TASK DESCRIPTION: Write out all the material exactly. Leave nothing out.

Collected data entries:
++++++++++++++++++++

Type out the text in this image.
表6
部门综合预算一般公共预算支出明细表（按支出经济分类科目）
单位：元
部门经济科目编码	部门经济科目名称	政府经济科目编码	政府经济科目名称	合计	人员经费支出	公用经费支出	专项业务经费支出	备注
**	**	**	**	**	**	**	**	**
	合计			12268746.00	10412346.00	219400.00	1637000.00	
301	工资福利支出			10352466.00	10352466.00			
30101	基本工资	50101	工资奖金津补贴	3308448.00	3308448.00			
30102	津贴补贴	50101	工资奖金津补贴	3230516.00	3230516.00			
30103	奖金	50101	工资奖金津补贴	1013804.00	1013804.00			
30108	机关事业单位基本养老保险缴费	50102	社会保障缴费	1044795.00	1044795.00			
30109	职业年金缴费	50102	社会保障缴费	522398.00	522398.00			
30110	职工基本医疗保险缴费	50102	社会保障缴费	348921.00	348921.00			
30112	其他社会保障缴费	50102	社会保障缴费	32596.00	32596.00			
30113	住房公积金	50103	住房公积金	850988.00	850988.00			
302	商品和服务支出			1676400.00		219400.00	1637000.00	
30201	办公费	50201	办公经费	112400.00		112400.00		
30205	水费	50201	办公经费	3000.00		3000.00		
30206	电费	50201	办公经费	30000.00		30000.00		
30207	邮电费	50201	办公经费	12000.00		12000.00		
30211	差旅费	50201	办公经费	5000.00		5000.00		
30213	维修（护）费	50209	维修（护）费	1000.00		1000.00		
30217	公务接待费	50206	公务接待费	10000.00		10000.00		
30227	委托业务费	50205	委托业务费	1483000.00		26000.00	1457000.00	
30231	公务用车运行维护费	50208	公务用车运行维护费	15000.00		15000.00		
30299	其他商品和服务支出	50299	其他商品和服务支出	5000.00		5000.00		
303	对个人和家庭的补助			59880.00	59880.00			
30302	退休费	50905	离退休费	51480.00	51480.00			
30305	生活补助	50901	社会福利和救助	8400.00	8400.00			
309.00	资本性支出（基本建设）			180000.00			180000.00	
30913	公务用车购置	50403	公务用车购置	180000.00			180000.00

++++++++++++++++++++

COMPLETE ANSWER:
Type out the text in this image.
表6
部门综合预算一般公共预算支出明细表（按支出经济分类科目）
单位：元
部门经济科目编码	部门经济科目名称	政府经济科目编码	政府经济科目名称	合计	人员经费支出	公用经费支出	专项业务经费支出	备注
**	**	**	**	**	**	**	**	**
	合计			12268746.00	10412346.00	219400.00	1637000.00	
301	工资福利支出			10352466.00	10352466.00			
30101	基本工资	50101	工资奖金津补贴	3308448.00	3308448.00			
30102	津贴补贴	50101	工资奖金津补贴	3230516.00	3230516.00			
30103	奖金	50101	工资奖金津补贴	1013804.00	1013804.00			
30108	机关事业单位基本养老保险缴费	50102	社会保障缴费	1044795.00	1044795.00			
30109	职业年金缴费	50102	社会保障缴费	522398.00	522398.00			
30110	职工基本医疗保险缴费	50102	社会保障缴费	348921.00	348921.00			
30112	其他社会保障缴费	50102	社会保障缴费	32596.00	32596.00			
30113	住房公积金	50103	住房公积金	850988.00	850988.00			
302	商品和服务支出			1676400.00		219400.00	1637000.00	
30201	办公费	50201	办公经费	112400.00		112400.00		
30205	水费	50201	办公经费	3000.00		3000.00		
30206	电费	50201	办公经费	30000.00		30000.00		
30207	邮电费	50201	办公经费	12000.00		12000.00		
30211	差旅费	50201	办公经费	5000.00		5000.00		
30213	维修（护）费	50209	维修（护）费	1000.00		1000.00		
30217	公务接待费	50206	公务接待费	10000.00		10000.00		
30227	委托业务费	50205	委托业务费	1483000.00		26000.00	1457000.00	
30231	公务用车运行维护费	50208	公务用车运行维护费	15000.00		15000.00		
30299	其他商品和服务支出	50299	其他商品和服务支出	5000.00		5000.00		
303	对个人和家庭的补助			59880.00	59880.00			
30302	退休费	50905	离退休费	51480.00	51480.00			
30305	生活补助	50901	社会福利和救助	8400.00	8400.00			
309.00	资本性支出（基本建设）			180000.00			180000.00	
30913	公务用车购置	50403	公务用车购置	180000.00			180000.00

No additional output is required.